_Exercise description_. Would you quote every entry exactly, dropping only the pictures?

--- Start of Data extract ---

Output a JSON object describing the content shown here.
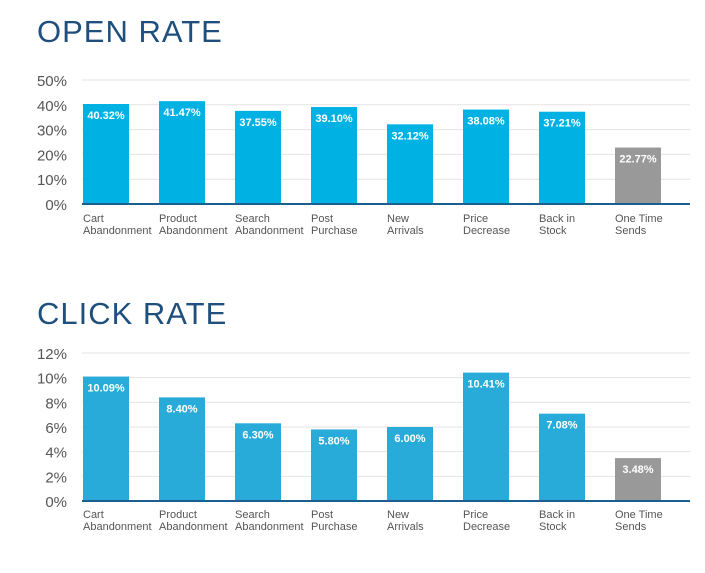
{
  "chart_data": [
    {
      "type": "bar",
      "title": "OPEN RATE",
      "categories": [
        [
          "Cart",
          "Abandonment"
        ],
        [
          "Product",
          "Abandonment"
        ],
        [
          "Search",
          "Abandonment"
        ],
        [
          "Post",
          "Purchase"
        ],
        [
          "New",
          "Arrivals"
        ],
        [
          "Price",
          "Decrease"
        ],
        [
          "Back in",
          "Stock"
        ],
        [
          "One Time",
          "Sends"
        ]
      ],
      "values": [
        40.32,
        41.47,
        37.55,
        39.1,
        32.12,
        38.08,
        37.21,
        22.77
      ],
      "value_labels": [
        "40.32%",
        "41.47%",
        "37.55%",
        "39.10%",
        "32.12%",
        "38.08%",
        "37.21%",
        "22.77%"
      ],
      "ylim": [
        0,
        50
      ],
      "yticks": [
        0,
        10,
        20,
        30,
        40,
        50
      ],
      "ytick_labels": [
        "0%",
        "10%",
        "20%",
        "30%",
        "40%",
        "50%"
      ],
      "bar_colors": [
        "#00b2e3",
        "#00b2e3",
        "#00b2e3",
        "#00b2e3",
        "#00b2e3",
        "#00b2e3",
        "#00b2e3",
        "#999999"
      ],
      "grid": true,
      "xlabel": "",
      "ylabel": ""
    },
    {
      "type": "bar",
      "title": "CLICK RATE",
      "categories": [
        [
          "Cart",
          "Abandonment"
        ],
        [
          "Product",
          "Abandonment"
        ],
        [
          "Search",
          "Abandonment"
        ],
        [
          "Post",
          "Purchase"
        ],
        [
          "New",
          "Arrivals"
        ],
        [
          "Price",
          "Decrease"
        ],
        [
          "Back in",
          "Stock"
        ],
        [
          "One Time",
          "Sends"
        ]
      ],
      "values": [
        10.09,
        8.4,
        6.3,
        5.8,
        6.0,
        10.41,
        7.08,
        3.48
      ],
      "value_labels": [
        "10.09%",
        "8.40%",
        "6.30%",
        "5.80%",
        "6.00%",
        "10.41%",
        "7.08%",
        "3.48%"
      ],
      "ylim": [
        0,
        12
      ],
      "yticks": [
        0,
        2,
        4,
        6,
        8,
        10,
        12
      ],
      "ytick_labels": [
        "0%",
        "2%",
        "4%",
        "6%",
        "8%",
        "10%",
        "12%"
      ],
      "bar_colors": [
        "#29abd9",
        "#29abd9",
        "#29abd9",
        "#29abd9",
        "#29abd9",
        "#29abd9",
        "#29abd9",
        "#999999"
      ],
      "grid": true,
      "xlabel": "",
      "ylabel": ""
    }
  ],
  "colors": {
    "title": "#1f4f7c",
    "axis_text": "#555555",
    "gridline": "#e3e3e3",
    "baseline": "#1a5f8f",
    "bar_label": "#ffffff"
  }
}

--- End of Data extract ---

_In response_.
Output a JSON object describing the content shown here.
{
  "chart_data": [
    {
      "type": "bar",
      "title": "OPEN RATE",
      "categories": [
        [
          "Cart",
          "Abandonment"
        ],
        [
          "Product",
          "Abandonment"
        ],
        [
          "Search",
          "Abandonment"
        ],
        [
          "Post",
          "Purchase"
        ],
        [
          "New",
          "Arrivals"
        ],
        [
          "Price",
          "Decrease"
        ],
        [
          "Back in",
          "Stock"
        ],
        [
          "One Time",
          "Sends"
        ]
      ],
      "values": [
        40.32,
        41.47,
        37.55,
        39.1,
        32.12,
        38.08,
        37.21,
        22.77
      ],
      "value_labels": [
        "40.32%",
        "41.47%",
        "37.55%",
        "39.10%",
        "32.12%",
        "38.08%",
        "37.21%",
        "22.77%"
      ],
      "ylim": [
        0,
        50
      ],
      "yticks": [
        0,
        10,
        20,
        30,
        40,
        50
      ],
      "ytick_labels": [
        "0%",
        "10%",
        "20%",
        "30%",
        "40%",
        "50%"
      ],
      "bar_colors": [
        "#00b2e3",
        "#00b2e3",
        "#00b2e3",
        "#00b2e3",
        "#00b2e3",
        "#00b2e3",
        "#00b2e3",
        "#999999"
      ],
      "grid": true,
      "xlabel": "",
      "ylabel": ""
    },
    {
      "type": "bar",
      "title": "CLICK RATE",
      "categories": [
        [
          "Cart",
          "Abandonment"
        ],
        [
          "Product",
          "Abandonment"
        ],
        [
          "Search",
          "Abandonment"
        ],
        [
          "Post",
          "Purchase"
        ],
        [
          "New",
          "Arrivals"
        ],
        [
          "Price",
          "Decrease"
        ],
        [
          "Back in",
          "Stock"
        ],
        [
          "One Time",
          "Sends"
        ]
      ],
      "values": [
        10.09,
        8.4,
        6.3,
        5.8,
        6.0,
        10.41,
        7.08,
        3.48
      ],
      "value_labels": [
        "10.09%",
        "8.40%",
        "6.30%",
        "5.80%",
        "6.00%",
        "10.41%",
        "7.08%",
        "3.48%"
      ],
      "ylim": [
        0,
        12
      ],
      "yticks": [
        0,
        2,
        4,
        6,
        8,
        10,
        12
      ],
      "ytick_labels": [
        "0%",
        "2%",
        "4%",
        "6%",
        "8%",
        "10%",
        "12%"
      ],
      "bar_colors": [
        "#29abd9",
        "#29abd9",
        "#29abd9",
        "#29abd9",
        "#29abd9",
        "#29abd9",
        "#29abd9",
        "#999999"
      ],
      "grid": true,
      "xlabel": "",
      "ylabel": ""
    }
  ],
  "colors": {
    "title": "#1f4f7c",
    "axis_text": "#555555",
    "gridline": "#e3e3e3",
    "baseline": "#1a5f8f",
    "bar_label": "#ffffff"
  }
}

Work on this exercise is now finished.